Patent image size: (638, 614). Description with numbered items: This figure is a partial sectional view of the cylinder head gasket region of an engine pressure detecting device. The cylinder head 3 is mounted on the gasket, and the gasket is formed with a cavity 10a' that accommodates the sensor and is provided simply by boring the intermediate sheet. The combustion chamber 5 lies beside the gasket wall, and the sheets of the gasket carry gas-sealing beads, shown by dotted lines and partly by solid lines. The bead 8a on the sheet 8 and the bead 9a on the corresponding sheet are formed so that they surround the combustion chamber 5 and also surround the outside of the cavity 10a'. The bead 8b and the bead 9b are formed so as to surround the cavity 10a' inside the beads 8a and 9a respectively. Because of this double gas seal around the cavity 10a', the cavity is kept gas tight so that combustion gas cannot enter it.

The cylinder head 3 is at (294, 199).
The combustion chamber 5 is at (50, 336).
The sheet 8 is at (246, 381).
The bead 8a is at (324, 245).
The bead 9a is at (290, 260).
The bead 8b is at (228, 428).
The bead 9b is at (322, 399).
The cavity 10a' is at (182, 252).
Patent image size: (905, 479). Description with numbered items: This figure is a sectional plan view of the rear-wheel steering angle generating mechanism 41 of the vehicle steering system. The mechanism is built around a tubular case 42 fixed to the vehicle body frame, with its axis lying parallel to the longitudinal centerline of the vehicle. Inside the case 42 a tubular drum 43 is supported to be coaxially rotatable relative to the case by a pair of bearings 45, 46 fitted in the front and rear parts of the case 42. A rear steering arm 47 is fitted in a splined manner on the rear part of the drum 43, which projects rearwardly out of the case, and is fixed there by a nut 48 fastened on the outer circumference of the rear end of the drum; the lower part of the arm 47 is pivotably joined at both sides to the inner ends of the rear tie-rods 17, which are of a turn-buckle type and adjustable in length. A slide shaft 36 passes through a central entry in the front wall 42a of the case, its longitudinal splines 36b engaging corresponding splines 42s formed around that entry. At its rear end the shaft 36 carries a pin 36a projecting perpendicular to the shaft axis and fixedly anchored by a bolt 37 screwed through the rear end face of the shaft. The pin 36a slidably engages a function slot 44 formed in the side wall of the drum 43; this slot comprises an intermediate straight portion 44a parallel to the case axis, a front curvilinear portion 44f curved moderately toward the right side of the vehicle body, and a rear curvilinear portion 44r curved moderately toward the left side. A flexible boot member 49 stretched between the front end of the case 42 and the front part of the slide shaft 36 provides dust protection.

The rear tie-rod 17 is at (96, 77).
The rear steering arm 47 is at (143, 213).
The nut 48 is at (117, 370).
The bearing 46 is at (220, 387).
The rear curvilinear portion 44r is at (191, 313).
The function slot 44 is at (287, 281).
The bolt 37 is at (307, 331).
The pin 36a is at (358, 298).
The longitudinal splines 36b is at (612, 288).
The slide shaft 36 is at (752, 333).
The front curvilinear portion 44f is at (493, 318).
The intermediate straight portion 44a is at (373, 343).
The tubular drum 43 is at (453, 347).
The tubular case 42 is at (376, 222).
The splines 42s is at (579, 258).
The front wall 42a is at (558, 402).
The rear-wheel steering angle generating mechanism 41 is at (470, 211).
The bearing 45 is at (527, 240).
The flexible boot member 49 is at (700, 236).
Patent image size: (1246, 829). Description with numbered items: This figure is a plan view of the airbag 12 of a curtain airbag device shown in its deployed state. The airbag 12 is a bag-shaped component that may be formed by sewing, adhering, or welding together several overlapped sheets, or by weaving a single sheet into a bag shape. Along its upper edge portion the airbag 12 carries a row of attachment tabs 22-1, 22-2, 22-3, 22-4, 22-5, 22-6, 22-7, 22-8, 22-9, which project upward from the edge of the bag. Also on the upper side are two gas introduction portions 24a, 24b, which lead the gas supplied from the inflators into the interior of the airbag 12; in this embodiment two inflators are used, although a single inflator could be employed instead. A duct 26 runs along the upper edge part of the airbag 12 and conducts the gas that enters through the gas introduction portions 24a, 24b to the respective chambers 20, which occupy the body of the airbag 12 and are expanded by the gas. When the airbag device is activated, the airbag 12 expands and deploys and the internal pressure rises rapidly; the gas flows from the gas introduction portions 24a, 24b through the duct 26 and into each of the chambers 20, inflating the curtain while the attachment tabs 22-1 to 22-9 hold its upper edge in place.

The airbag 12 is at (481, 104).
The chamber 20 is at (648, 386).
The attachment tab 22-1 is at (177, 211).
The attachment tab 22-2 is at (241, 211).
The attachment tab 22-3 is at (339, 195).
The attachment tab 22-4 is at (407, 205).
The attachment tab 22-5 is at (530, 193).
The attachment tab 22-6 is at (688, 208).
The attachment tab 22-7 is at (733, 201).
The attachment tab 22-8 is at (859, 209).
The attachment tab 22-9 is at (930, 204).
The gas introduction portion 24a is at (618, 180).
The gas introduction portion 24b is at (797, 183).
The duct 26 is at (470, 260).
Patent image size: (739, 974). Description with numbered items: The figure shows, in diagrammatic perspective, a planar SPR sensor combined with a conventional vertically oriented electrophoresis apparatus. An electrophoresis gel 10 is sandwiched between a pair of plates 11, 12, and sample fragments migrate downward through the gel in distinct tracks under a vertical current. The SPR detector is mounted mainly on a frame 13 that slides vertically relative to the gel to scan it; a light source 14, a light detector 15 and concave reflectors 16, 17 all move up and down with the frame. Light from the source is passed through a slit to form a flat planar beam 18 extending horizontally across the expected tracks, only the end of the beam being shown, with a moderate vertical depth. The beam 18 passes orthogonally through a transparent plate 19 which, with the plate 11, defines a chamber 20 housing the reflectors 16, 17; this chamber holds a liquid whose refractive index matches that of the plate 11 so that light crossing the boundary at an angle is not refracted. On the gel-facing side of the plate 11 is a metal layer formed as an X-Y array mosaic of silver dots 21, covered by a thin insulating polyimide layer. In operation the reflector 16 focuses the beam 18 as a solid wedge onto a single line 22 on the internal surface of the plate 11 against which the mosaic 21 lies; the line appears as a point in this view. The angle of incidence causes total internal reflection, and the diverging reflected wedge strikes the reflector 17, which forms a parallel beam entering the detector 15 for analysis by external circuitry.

WHAT YOU WILL DO:
Change every instance of "Patent image size" to "Drawing dimensions" in the data above and reproduce the data with nothing else altered.

THE REPLY:
Drawing dimensions: (638, 614). Description with numbered items: This figure is a partial sectional view of the cylinder head gasket region of an engine pressure detecting device. The cylinder head 3 is mounted on the gasket, and the gasket is formed with a cavity 10a' that accommodates the sensor and is provided simply by boring the intermediate sheet. The combustion chamber 5 lies beside the gasket wall, and the sheets of the gasket carry gas-sealing beads, shown by dotted lines and partly by solid lines. The bead 8a on the sheet 8 and the bead 9a on the corresponding sheet are formed so that they surround the combustion chamber 5 and also surround the outside of the cavity 10a'. The bead 8b and the bead 9b are formed so as to surround the cavity 10a' inside the beads 8a and 9a respectively. Because of this double gas seal around the cavity 10a', the cavity is kept gas tight so that combustion gas cannot enter it.

The cylinder head 3 is at (294, 199).
The combustion chamber 5 is at (50, 336).
The sheet 8 is at (246, 381).
The bead 8a is at (324, 245).
The bead 9a is at (290, 260).
The bead 8b is at (228, 428).
The bead 9b is at (322, 399).
The cavity 10a' is at (182, 252).
Drawing dimensions: (905, 479). Description with numbered items: This figure is a sectional plan view of the rear-wheel steering angle generating mechanism 41 of the vehicle steering system. The mechanism is built around a tubular case 42 fixed to the vehicle body frame, with its axis lying parallel to the longitudinal centerline of the vehicle. Inside the case 42 a tubular drum 43 is supported to be coaxially rotatable relative to the case by a pair of bearings 45, 46 fitted in the front and rear parts of the case 42. A rear steering arm 47 is fitted in a splined manner on the rear part of the drum 43, which projects rearwardly out of the case, and is fixed there by a nut 48 fastened on the outer circumference of the rear end of the drum; the lower part of the arm 47 is pivotably joined at both sides to the inner ends of the rear tie-rods 17, which are of a turn-buckle type and adjustable in length. A slide shaft 36 passes through a central entry in the front wall 42a of the case, its longitudinal splines 36b engaging corresponding splines 42s formed around that entry. At its rear end the shaft 36 carries a pin 36a projecting perpendicular to the shaft axis and fixedly anchored by a bolt 37 screwed through the rear end face of the shaft. The pin 36a slidably engages a function slot 44 formed in the side wall of the drum 43; this slot comprises an intermediate straight portion 44a parallel to the case axis, a front curvilinear portion 44f curved moderately toward the right side of the vehicle body, and a rear curvilinear portion 44r curved moderately toward the left side. A flexible boot member 49 stretched between the front end of the case 42 and the front part of the slide shaft 36 provides dust protection.

The rear tie-rod 17 is at (96, 77).
The rear steering arm 47 is at (143, 213).
The nut 48 is at (117, 370).
The bearing 46 is at (220, 387).
The rear curvilinear portion 44r is at (191, 313).
The function slot 44 is at (287, 281).
The bolt 37 is at (307, 331).
The pin 36a is at (358, 298).
The longitudinal splines 36b is at (612, 288).
The slide shaft 36 is at (752, 333).
The front curvilinear portion 44f is at (493, 318).
The intermediate straight portion 44a is at (373, 343).
The tubular drum 43 is at (453, 347).
The tubular case 42 is at (376, 222).
The splines 42s is at (579, 258).
The front wall 42a is at (558, 402).
The rear-wheel steering angle generating mechanism 41 is at (470, 211).
The bearing 45 is at (527, 240).
The flexible boot member 49 is at (700, 236).
Drawing dimensions: (1246, 829). Description with numbered items: This figure is a plan view of the airbag 12 of a curtain airbag device shown in its deployed state. The airbag 12 is a bag-shaped component that may be formed by sewing, adhering, or welding together several overlapped sheets, or by weaving a single sheet into a bag shape. Along its upper edge portion the airbag 12 carries a row of attachment tabs 22-1, 22-2, 22-3, 22-4, 22-5, 22-6, 22-7, 22-8, 22-9, which project upward from the edge of the bag. Also on the upper side are two gas introduction portions 24a, 24b, which lead the gas supplied from the inflators into the interior of the airbag 12; in this embodiment two inflators are used, although a single inflator could be employed instead. A duct 26 runs along the upper edge part of the airbag 12 and conducts the gas that enters through the gas introduction portions 24a, 24b to the respective chambers 20, which occupy the body of the airbag 12 and are expanded by the gas. When the airbag device is activated, the airbag 12 expands and deploys and the internal pressure rises rapidly; the gas flows from the gas introduction portions 24a, 24b through the duct 26 and into each of the chambers 20, inflating the curtain while the attachment tabs 22-1 to 22-9 hold its upper edge in place.

The airbag 12 is at (481, 104).
The chamber 20 is at (648, 386).
The attachment tab 22-1 is at (177, 211).
The attachment tab 22-2 is at (241, 211).
The attachment tab 22-3 is at (339, 195).
The attachment tab 22-4 is at (407, 205).
The attachment tab 22-5 is at (530, 193).
The attachment tab 22-6 is at (688, 208).
The attachment tab 22-7 is at (733, 201).
The attachment tab 22-8 is at (859, 209).
The attachment tab 22-9 is at (930, 204).
The gas introduction portion 24a is at (618, 180).
The gas introduction portion 24b is at (797, 183).
The duct 26 is at (470, 260).
Drawing dimensions: (739, 974). Description with numbered items: The figure shows, in diagrammatic perspective, a planar SPR sensor combined with a conventional vertically oriented electrophoresis apparatus. An electrophoresis gel 10 is sandwiched between a pair of plates 11, 12, and sample fragments migrate downward through the gel in distinct tracks under a vertical current. The SPR detector is mounted mainly on a frame 13 that slides vertically relative to the gel to scan it; a light source 14, a light detector 15 and concave reflectors 16, 17 all move up and down with the frame. Light from the source is passed through a slit to form a flat planar beam 18 extending horizontally across the expected tracks, only the end of the beam being shown, with a moderate vertical depth. The beam 18 passes orthogonally through a transparent plate 19 which, with the plate 11, defines a chamber 20 housing the reflectors 16, 17; this chamber holds a liquid whose refractive index matches that of the plate 11 so that light crossing the boundary at an angle is not refracted. On the gel-facing side of the plate 11 is a metal layer formed as an X-Y array mosaic of silver dots 21, covered by a thin insulating polyimide layer. In operation the reflector 16 focuses the beam 18 as a solid wedge onto a single line 22 on the internal surface of the plate 11 against which the mosaic 21 lies; the line appears as a point in this view. The angle of incidence causes total internal reflection, and the diverging reflected wedge strikes the reflector 17, which forms a parallel beam entering the detector 15 for analysis by external circuitry.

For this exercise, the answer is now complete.